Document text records
━━━━

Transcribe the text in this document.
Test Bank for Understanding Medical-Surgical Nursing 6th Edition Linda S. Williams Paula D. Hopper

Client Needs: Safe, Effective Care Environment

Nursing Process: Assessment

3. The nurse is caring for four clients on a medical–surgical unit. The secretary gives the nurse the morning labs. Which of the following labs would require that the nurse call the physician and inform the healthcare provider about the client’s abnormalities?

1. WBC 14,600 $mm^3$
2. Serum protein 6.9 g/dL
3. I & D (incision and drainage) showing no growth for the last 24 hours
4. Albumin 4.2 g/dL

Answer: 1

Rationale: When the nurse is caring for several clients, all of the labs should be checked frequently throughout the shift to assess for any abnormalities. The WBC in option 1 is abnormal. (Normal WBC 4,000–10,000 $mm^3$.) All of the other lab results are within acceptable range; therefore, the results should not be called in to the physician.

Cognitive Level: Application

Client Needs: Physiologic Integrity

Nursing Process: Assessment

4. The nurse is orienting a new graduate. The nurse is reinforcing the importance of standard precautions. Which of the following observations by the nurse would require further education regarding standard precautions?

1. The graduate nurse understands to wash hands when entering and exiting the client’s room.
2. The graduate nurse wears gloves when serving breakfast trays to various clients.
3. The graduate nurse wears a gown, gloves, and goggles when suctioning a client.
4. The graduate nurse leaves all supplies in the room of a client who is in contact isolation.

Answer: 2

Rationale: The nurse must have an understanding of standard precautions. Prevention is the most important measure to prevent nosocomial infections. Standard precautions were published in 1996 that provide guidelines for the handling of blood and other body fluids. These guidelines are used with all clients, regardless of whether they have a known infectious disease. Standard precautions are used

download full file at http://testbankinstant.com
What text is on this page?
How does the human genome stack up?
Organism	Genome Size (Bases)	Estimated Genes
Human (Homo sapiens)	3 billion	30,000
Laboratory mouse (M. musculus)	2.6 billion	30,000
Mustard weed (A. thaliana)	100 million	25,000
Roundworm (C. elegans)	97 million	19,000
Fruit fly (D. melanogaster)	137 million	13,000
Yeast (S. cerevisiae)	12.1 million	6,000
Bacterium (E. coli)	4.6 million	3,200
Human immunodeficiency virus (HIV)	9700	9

━━━━

• WORK TO BE COMPLETED: Restate the data above word for word. Leave nothing out.

• FINISHED TASK:
Transcribe the text in this document.
Test Bank for Understanding Medical-Surgical Nursing 6th Edition Linda S. Williams Paula D. Hopper

Client Needs: Safe, Effective Care Environment

Nursing Process: Assessment

3. The nurse is caring for four clients on a medical–surgical unit. The secretary gives the nurse the morning labs. Which of the following labs would require that the nurse call the physician and inform the healthcare provider about the client’s abnormalities?

1. WBC 14,600 $mm^3$
2. Serum protein 6.9 g/dL
3. I & D (incision and drainage) showing no growth for the last 24 hours
4. Albumin 4.2 g/dL

Answer: 1

Rationale: When the nurse is caring for several clients, all of the labs should be checked frequently throughout the shift to assess for any abnormalities. The WBC in option 1 is abnormal. (Normal WBC 4,000–10,000 $mm^3$.) All of the other lab results are within acceptable range; therefore, the results should not be called in to the physician.

Cognitive Level: Application

Client Needs: Physiologic Integrity

Nursing Process: Assessment

4. The nurse is orienting a new graduate. The nurse is reinforcing the importance of standard precautions. Which of the following observations by the nurse would require further education regarding standard precautions?

1. The graduate nurse understands to wash hands when entering and exiting the client’s room.
2. The graduate nurse wears gloves when serving breakfast trays to various clients.
3. The graduate nurse wears a gown, gloves, and goggles when suctioning a client.
4. The graduate nurse leaves all supplies in the room of a client who is in contact isolation.

Answer: 2

Rationale: The nurse must have an understanding of standard precautions. Prevention is the most important measure to prevent nosocomial infections. Standard precautions were published in 1996 that provide guidelines for the handling of blood and other body fluids. These guidelines are used with all clients, regardless of whether they have a known infectious disease. Standard precautions are used

download full file at http://testbankinstant.com
What text is on this page?
How does the human genome stack up?
Organism	Genome Size (Bases)	Estimated Genes
Human (Homo sapiens)	3 billion	30,000
Laboratory mouse (M. musculus)	2.6 billion	30,000
Mustard weed (A. thaliana)	100 million	25,000
Roundworm (C. elegans)	97 million	19,000
Fruit fly (D. melanogaster)	137 million	13,000
Yeast (S. cerevisiae)	12.1 million	6,000
Bacterium (E. coli)	4.6 million	3,200
Human immunodeficiency virus (HIV)	9700	9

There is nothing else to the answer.